§ **Short exercise**
State how many lines contain "PAKKET", and write nothing except that count.

§ **Data lines**
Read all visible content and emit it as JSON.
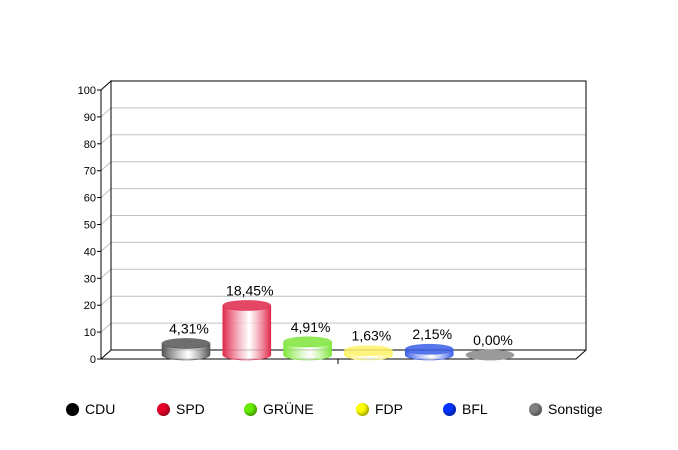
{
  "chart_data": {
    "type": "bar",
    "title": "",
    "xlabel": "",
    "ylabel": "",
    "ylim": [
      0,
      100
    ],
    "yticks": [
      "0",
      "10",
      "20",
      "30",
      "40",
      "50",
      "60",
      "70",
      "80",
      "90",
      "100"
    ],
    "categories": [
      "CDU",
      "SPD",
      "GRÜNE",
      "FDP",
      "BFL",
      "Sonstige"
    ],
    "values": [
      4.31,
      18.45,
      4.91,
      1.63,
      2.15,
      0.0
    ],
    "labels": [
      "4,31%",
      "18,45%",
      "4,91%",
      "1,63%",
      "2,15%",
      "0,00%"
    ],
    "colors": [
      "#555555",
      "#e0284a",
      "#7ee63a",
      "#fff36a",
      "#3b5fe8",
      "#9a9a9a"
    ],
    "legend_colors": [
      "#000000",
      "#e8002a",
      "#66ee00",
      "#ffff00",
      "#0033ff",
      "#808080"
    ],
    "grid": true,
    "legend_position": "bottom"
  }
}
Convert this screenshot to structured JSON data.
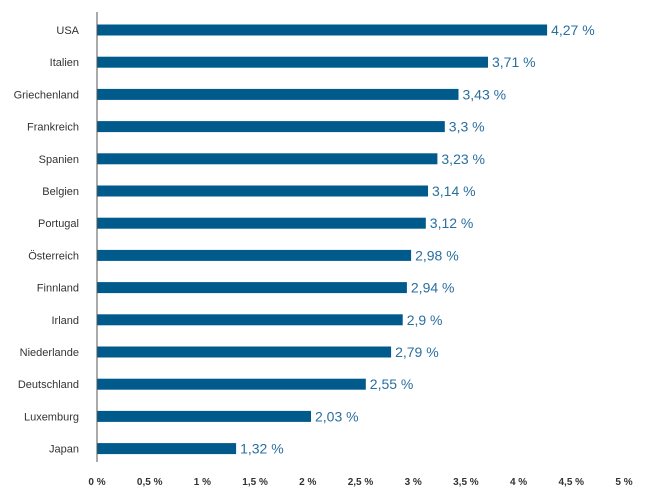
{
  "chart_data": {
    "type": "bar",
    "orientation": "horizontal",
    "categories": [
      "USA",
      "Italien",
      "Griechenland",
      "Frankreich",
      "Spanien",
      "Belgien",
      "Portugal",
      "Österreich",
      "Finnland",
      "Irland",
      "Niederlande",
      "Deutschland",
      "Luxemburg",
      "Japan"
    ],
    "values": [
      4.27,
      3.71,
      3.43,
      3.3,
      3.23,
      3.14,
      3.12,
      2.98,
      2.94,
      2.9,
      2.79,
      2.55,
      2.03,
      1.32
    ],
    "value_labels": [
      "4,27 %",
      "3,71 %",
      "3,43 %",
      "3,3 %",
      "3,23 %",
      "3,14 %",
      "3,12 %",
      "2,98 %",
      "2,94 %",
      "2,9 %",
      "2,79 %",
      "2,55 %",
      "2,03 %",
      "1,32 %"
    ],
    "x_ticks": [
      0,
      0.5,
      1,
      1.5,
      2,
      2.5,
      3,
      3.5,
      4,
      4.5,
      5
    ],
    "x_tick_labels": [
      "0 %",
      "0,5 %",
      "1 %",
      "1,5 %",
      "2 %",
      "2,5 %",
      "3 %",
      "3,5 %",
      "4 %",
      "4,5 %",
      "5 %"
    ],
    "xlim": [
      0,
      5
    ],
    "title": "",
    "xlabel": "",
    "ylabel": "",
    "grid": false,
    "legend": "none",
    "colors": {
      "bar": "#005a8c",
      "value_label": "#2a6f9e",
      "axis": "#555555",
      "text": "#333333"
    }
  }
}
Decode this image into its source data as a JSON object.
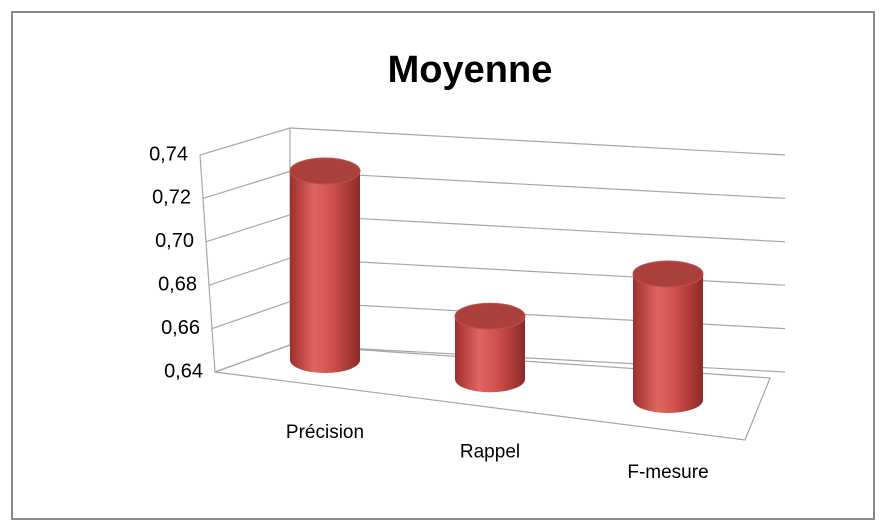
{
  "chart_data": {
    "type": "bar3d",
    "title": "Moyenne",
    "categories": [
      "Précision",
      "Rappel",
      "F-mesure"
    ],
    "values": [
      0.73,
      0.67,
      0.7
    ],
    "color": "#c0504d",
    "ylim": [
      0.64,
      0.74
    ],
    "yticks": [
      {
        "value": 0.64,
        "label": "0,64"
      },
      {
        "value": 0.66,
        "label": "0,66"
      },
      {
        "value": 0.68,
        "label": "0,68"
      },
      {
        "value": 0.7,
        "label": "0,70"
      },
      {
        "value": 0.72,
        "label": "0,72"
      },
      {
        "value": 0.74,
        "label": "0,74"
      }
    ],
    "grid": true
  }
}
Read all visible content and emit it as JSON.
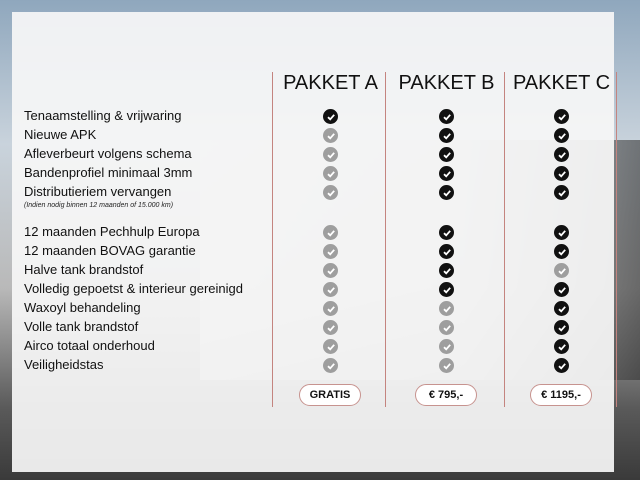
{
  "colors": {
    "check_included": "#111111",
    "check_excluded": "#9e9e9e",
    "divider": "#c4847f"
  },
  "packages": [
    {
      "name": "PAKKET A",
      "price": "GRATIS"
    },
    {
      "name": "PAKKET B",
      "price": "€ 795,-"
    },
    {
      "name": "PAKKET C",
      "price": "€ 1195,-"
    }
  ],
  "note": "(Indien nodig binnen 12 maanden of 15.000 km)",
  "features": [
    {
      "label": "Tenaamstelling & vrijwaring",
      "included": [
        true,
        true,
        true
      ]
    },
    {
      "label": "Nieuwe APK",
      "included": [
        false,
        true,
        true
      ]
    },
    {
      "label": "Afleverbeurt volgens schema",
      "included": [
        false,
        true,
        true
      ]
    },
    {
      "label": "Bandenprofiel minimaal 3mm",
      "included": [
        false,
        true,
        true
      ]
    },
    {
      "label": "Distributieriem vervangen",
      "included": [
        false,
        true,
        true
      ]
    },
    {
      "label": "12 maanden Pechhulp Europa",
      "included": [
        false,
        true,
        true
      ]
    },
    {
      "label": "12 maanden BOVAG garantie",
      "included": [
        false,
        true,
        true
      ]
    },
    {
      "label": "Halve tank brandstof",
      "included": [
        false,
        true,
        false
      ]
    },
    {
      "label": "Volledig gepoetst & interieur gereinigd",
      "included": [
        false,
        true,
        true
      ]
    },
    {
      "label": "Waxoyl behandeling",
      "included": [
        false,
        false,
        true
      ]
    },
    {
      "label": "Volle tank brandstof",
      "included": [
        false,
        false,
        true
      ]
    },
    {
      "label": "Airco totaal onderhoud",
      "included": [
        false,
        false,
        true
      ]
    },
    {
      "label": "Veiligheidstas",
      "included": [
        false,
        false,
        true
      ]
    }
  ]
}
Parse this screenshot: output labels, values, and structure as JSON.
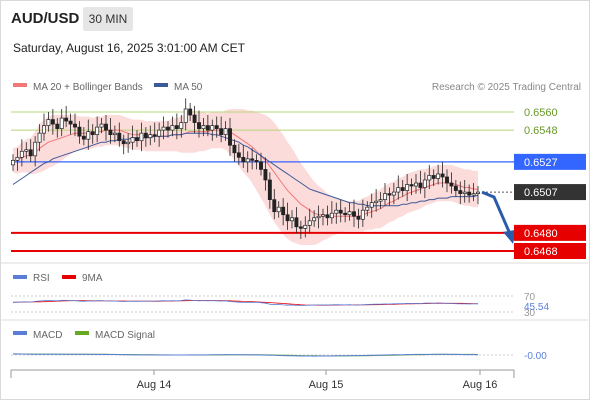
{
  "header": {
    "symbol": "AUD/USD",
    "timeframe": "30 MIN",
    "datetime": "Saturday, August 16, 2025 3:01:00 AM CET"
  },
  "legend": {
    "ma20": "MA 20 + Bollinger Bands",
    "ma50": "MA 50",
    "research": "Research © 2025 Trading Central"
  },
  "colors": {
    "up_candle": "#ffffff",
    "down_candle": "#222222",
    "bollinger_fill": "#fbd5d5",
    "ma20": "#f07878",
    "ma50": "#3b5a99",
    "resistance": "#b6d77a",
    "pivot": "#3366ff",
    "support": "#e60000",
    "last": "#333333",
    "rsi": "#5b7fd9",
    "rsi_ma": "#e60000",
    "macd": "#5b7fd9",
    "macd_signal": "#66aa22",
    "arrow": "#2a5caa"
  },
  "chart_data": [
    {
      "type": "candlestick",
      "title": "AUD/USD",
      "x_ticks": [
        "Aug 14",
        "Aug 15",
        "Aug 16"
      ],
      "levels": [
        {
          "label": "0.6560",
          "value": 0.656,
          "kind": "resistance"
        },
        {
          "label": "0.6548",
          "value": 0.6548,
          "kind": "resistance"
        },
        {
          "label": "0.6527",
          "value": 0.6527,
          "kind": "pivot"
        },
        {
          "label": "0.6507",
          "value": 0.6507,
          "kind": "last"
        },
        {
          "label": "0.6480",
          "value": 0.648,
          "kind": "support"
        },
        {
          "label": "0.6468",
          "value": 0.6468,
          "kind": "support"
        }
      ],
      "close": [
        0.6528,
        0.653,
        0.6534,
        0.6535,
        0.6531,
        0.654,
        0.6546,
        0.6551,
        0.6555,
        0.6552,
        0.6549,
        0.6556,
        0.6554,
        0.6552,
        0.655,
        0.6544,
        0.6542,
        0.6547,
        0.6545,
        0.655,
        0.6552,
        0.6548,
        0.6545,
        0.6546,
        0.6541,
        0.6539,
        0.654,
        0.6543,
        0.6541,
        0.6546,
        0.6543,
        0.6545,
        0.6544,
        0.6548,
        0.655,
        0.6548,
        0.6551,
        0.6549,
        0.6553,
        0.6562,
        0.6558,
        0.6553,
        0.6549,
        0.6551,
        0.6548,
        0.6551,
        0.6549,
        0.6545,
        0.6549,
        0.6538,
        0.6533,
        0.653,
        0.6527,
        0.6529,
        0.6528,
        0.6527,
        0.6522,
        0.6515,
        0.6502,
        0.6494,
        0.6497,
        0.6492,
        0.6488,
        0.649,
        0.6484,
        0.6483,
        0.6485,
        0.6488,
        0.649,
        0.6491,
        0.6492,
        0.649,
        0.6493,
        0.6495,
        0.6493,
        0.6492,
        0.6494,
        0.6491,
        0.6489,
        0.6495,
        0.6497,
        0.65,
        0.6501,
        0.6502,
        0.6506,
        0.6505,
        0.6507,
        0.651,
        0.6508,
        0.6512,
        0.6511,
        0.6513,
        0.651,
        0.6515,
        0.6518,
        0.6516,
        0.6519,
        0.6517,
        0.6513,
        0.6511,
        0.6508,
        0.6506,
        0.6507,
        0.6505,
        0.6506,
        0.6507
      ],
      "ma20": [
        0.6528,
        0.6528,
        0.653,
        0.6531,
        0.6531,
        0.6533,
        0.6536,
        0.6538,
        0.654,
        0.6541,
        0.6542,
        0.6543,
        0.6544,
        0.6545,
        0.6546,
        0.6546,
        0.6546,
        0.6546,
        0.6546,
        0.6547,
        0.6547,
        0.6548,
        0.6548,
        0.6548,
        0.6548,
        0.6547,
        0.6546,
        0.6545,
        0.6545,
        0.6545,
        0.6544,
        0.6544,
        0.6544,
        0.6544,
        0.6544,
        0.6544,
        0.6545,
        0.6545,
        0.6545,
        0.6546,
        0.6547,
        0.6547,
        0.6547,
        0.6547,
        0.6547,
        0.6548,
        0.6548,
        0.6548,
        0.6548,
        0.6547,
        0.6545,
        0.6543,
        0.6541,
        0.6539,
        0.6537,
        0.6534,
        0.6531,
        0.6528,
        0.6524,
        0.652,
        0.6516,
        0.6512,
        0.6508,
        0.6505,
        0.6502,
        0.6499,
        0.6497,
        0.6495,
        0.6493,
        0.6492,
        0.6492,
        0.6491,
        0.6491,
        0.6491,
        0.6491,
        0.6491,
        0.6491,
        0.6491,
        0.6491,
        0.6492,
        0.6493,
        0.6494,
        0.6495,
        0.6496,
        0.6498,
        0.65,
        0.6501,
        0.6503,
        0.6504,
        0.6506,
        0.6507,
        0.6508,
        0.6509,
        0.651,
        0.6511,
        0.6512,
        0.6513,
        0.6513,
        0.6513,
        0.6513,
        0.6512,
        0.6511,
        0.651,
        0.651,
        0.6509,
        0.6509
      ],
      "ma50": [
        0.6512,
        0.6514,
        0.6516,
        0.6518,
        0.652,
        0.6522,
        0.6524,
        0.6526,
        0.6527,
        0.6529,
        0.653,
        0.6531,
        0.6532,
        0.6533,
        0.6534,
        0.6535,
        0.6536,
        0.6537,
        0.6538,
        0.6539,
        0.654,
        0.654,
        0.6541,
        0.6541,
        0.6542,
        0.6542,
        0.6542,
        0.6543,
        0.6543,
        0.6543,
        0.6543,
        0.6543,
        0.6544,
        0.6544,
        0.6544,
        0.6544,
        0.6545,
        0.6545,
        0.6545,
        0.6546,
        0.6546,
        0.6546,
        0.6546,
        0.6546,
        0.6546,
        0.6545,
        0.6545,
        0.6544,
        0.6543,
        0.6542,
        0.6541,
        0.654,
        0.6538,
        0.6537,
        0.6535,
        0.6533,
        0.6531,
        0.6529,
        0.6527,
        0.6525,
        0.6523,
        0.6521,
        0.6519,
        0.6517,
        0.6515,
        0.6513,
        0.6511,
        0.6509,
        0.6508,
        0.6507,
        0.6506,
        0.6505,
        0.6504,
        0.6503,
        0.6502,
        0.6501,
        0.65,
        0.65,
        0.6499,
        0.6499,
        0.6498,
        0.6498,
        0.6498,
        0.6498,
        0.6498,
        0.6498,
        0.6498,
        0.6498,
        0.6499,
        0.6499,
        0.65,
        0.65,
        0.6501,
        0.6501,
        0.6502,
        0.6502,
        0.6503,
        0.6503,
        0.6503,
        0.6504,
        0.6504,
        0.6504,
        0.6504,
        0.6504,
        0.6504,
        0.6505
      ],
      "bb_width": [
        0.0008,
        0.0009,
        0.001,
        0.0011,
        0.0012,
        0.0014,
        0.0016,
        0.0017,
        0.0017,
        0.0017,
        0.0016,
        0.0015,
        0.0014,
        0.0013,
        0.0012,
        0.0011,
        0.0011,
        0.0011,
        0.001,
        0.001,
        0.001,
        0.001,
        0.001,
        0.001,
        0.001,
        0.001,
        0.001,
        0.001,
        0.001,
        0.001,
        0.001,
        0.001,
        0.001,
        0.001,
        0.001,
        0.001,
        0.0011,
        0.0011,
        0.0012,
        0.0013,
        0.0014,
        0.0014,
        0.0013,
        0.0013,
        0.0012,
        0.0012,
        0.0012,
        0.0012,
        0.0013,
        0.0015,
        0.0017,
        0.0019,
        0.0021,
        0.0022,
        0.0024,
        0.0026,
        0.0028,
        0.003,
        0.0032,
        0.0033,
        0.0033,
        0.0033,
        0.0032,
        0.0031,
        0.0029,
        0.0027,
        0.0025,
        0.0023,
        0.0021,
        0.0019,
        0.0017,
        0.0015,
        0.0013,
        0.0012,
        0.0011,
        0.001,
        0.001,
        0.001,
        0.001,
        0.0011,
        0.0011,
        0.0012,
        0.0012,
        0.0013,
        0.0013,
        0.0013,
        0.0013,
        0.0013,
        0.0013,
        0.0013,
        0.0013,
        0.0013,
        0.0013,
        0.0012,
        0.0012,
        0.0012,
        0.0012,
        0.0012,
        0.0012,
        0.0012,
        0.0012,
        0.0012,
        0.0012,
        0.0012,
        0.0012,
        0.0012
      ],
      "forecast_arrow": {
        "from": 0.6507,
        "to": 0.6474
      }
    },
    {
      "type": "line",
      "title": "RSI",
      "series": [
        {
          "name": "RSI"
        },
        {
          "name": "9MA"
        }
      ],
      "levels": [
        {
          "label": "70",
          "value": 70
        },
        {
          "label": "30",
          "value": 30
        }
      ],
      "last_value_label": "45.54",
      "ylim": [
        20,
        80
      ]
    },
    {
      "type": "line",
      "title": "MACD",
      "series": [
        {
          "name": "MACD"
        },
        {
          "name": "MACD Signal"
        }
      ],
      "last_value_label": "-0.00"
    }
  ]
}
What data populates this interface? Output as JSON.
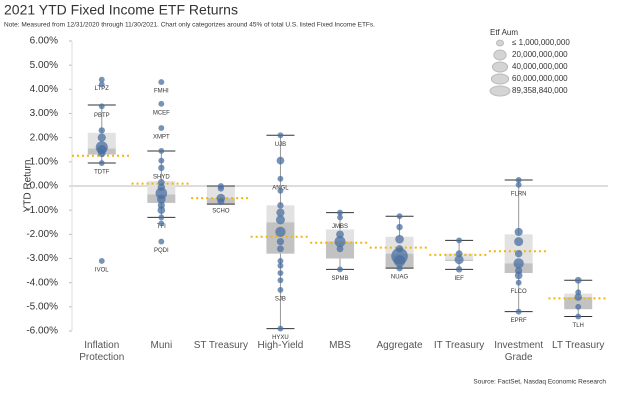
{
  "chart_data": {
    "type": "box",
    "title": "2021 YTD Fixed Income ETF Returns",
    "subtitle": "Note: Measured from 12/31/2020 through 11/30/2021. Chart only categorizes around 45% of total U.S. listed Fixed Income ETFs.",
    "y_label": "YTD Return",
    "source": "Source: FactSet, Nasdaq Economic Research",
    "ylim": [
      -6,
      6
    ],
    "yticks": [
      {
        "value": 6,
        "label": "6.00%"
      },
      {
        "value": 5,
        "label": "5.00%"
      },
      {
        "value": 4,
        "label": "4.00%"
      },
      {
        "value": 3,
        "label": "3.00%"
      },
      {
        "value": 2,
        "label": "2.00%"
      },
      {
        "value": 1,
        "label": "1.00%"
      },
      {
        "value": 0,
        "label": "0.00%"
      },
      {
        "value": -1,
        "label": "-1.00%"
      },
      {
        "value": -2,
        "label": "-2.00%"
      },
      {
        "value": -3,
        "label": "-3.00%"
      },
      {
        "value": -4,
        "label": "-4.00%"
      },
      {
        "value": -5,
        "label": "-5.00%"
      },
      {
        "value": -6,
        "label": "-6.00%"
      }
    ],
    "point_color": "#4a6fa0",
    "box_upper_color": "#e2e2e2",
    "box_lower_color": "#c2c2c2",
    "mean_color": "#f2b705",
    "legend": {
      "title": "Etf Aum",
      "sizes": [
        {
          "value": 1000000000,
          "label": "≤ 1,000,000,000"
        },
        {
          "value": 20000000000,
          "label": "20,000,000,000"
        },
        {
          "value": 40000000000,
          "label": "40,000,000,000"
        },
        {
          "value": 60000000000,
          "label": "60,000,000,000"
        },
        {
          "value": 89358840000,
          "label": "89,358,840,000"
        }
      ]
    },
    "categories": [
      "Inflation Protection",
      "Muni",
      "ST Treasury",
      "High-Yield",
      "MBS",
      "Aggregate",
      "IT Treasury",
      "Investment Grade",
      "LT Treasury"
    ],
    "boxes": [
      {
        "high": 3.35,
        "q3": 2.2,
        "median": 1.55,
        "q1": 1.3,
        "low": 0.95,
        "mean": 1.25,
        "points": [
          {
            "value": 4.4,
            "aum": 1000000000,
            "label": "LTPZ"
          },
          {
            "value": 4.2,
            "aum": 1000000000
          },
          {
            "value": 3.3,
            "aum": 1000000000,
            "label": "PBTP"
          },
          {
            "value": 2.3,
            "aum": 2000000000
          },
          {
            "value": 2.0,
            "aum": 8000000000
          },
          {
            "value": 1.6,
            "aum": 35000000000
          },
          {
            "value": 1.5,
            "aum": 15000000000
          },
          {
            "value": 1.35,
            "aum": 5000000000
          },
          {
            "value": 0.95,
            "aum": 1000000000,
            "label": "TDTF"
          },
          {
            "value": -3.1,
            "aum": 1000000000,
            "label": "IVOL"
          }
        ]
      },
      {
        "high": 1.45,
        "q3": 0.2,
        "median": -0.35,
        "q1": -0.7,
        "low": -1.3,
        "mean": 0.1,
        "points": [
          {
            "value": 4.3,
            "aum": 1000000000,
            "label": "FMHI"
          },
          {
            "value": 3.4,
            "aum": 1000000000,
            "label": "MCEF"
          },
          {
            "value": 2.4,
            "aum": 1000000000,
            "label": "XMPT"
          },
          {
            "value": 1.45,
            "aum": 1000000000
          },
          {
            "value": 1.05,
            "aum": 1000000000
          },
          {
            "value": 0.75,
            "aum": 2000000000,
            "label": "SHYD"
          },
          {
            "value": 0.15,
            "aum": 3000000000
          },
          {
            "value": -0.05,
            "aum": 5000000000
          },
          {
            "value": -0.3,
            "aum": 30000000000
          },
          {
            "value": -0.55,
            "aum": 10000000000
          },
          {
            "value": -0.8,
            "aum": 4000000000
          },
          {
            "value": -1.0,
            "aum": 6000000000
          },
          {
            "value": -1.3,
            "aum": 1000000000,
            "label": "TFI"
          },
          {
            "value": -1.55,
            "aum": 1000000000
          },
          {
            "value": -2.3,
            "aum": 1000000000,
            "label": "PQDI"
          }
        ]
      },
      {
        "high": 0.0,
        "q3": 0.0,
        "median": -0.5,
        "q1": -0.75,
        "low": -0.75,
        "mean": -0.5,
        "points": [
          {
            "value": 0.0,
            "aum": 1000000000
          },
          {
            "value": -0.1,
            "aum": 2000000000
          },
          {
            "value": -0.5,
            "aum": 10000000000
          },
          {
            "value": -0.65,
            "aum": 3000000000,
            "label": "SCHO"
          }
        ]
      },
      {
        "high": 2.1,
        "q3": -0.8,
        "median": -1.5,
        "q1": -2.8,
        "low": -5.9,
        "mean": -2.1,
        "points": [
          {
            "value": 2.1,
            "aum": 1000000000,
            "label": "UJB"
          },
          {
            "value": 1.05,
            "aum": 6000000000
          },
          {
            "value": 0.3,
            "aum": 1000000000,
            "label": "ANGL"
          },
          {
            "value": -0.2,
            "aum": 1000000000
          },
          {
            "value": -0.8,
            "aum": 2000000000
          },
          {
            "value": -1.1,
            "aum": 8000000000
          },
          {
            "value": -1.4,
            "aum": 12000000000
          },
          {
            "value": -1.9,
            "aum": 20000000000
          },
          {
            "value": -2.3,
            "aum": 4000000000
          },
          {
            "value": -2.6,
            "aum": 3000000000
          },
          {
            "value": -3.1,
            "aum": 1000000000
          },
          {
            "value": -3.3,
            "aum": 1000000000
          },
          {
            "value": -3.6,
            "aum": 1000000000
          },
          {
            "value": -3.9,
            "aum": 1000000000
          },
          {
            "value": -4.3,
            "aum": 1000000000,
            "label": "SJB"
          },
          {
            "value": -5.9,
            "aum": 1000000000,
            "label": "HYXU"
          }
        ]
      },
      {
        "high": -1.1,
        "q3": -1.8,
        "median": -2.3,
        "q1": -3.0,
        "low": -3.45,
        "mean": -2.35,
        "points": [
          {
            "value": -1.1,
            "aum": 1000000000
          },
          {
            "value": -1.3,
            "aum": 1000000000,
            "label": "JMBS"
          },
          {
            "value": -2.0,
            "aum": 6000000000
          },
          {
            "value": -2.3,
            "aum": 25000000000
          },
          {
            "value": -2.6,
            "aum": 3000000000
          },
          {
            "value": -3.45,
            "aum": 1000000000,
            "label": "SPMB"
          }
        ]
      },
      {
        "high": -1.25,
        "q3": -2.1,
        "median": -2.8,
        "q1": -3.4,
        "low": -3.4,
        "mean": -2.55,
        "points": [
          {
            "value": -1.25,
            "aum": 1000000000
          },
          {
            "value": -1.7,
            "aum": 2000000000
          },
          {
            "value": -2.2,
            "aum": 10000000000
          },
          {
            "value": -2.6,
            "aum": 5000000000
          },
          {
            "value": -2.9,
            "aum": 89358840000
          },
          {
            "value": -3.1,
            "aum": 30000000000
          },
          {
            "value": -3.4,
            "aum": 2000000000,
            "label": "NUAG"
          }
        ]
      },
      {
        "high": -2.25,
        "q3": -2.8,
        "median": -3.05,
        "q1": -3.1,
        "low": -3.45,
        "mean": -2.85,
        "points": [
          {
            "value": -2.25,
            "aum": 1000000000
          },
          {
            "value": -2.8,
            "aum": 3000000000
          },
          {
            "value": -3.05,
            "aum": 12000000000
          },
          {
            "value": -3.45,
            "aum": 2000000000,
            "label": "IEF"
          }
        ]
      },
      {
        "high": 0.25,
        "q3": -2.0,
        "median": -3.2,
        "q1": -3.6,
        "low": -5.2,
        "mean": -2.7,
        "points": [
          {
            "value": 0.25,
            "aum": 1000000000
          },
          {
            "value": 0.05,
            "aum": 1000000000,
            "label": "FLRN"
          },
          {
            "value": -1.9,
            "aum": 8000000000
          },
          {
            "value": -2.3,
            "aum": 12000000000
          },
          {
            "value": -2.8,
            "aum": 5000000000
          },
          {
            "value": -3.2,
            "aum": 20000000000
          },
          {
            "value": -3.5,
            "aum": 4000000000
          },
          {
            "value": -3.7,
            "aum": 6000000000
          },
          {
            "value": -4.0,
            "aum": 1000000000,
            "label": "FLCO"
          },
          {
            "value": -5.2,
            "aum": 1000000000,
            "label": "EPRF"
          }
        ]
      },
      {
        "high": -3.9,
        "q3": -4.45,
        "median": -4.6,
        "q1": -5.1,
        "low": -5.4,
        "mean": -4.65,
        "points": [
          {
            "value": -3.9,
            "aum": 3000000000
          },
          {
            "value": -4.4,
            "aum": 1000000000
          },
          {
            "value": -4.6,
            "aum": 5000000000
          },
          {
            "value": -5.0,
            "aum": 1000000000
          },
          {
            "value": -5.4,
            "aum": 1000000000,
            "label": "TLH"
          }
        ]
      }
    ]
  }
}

§ **Exercise response**
3